### Фрагмент текста
Совсем недавно открывался в Иерусалимской русской библиотеке рачением легендарной Клары Эльберт отдел редкой книги, и в первый же день на полках его в вытащенных на пробу томиках ждало меня маленькое открытие. Оно и впрямь маленькое – в тот же день было объявлено об обнаружении гробницы Ирода, – но шесть библиотечных единиц сложились в библиофильскую новеллу, которую остается записать, если руки дойдут. Шесть книжек с дарственными авторскими надписями из библиотеки умершей в 1957 году в Тель-Авиве дочери Ашера Гирша Гинцберга, известного как Ахад-а-Ам, – Рахель (Розы) Гинцберг. Сочинения Михаила Осоргина, второй женой которого была дочь Ахад-а-Ама (и об этой семейной драме не раз писали историки сионизма), постепенно в надписях становившегося все суше по мере иссякания брачного дружества, но все же в последней подытожившего: «Рери – в память долгих дней и в благодарность за вечные обо мне заботы – любовно и дружески Михаил Осоргин Paris 28.2.28». Замечательна там и авторская правка 1921 года. Ревнитель языка исправлял у себя «маленький домик в пару комнат» на «в две комнаты», «пара длинных писем» – на «два письма». Эта втершаяся с языком беженцев в годы войны «пара» в смысле «несколько», как сегодня приблатненное, посадское «пару-тройку», была ему гвоздем по стеклу.

### Строки из набора данных о вёрстке
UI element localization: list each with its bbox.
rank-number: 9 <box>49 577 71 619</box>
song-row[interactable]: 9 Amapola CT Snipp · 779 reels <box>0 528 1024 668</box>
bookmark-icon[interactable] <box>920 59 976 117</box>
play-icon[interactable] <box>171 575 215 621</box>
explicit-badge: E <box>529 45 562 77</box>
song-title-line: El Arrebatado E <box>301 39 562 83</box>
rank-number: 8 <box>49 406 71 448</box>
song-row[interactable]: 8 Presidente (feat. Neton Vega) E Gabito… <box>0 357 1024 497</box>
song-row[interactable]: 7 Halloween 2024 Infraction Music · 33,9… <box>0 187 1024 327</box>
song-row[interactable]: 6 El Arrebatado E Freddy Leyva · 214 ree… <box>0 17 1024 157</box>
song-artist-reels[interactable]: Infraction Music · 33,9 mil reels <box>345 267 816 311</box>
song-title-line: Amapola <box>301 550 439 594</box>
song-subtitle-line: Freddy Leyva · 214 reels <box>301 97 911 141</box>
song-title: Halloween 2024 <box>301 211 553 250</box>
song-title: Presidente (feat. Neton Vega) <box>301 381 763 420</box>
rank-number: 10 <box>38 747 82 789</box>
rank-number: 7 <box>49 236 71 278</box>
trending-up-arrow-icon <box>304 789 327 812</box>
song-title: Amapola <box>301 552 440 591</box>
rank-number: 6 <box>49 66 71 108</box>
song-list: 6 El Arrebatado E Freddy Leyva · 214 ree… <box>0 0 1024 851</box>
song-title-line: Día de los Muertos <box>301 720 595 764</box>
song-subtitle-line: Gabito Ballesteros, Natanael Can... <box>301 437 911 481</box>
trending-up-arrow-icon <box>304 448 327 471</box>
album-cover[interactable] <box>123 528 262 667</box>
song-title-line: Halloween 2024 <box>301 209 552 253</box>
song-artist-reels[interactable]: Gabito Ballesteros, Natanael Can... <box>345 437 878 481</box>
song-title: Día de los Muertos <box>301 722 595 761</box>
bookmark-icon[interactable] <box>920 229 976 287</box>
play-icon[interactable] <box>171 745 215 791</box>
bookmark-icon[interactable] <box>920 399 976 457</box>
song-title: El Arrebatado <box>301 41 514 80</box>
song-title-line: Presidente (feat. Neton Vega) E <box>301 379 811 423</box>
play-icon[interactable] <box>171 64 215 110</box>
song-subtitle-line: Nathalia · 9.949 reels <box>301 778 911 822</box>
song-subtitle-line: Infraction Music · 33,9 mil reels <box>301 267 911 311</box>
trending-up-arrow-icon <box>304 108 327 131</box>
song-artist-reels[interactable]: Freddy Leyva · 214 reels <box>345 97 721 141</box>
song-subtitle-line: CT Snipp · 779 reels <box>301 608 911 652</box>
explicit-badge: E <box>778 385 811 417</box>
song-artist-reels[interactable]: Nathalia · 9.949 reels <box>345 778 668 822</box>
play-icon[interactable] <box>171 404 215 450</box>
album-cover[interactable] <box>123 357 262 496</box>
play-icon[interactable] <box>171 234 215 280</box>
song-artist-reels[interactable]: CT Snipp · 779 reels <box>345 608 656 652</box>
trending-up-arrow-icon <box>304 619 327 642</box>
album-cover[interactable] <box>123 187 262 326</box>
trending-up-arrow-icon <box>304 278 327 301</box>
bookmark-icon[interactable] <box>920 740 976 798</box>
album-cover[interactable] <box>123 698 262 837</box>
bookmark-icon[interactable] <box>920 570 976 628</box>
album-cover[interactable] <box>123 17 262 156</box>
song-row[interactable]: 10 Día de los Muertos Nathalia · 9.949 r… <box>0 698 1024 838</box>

### Задание
Объясните в одном–трёх предложениях, почему, согласно фрагменту текста, Михаил Осоргин в авторской правке 1921 года заменил «в пару комнат» на «в две комнаты».

### Результат
Осоргин был ревнителем языка и не выносил слово «пара» в значении «несколько». Это словоупотребление проникло в речь вместе с языком беженцев в годы войны, и для него оно было как гвоздь по стеклу.